>>>

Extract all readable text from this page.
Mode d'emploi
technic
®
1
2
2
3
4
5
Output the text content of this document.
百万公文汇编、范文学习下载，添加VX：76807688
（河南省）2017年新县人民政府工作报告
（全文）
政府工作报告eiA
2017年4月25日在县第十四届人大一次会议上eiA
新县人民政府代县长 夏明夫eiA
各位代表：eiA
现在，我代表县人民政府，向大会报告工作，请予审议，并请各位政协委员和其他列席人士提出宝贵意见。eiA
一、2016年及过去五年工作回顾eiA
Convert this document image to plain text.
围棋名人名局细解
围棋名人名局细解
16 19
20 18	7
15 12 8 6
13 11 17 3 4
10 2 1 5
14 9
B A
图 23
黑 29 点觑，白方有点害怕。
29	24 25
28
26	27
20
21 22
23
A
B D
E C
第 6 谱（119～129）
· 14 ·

<<<

▸ **Written task**: Only the lines from the one holding "Output the text content of this document." through the end of the listing should be given again, exactly and with both ends included.

▸ **Solution to this task**:
Output the text content of this document.
百万公文汇编、范文学习下载，添加VX：76807688
（河南省）2017年新县人民政府工作报告
（全文）
政府工作报告eiA
2017年4月25日在县第十四届人大一次会议上eiA
新县人民政府代县长 夏明夫eiA
各位代表：eiA
现在，我代表县人民政府，向大会报告工作，请予审议，并请各位政协委员和其他列席人士提出宝贵意见。eiA
一、2016年及过去五年工作回顾eiA
Convert this document image to plain text.
围棋名人名局细解
围棋名人名局细解
16 19
20 18	7
15 12 8 6
13 11 17 3 4
10 2 1 5
14 9
B A
图 23
黑 29 点觑，白方有点害怕。
29	24 25
28
26	27
20
21 22
23
A
B D
E C
第 6 谱（119～129）
· 14 ·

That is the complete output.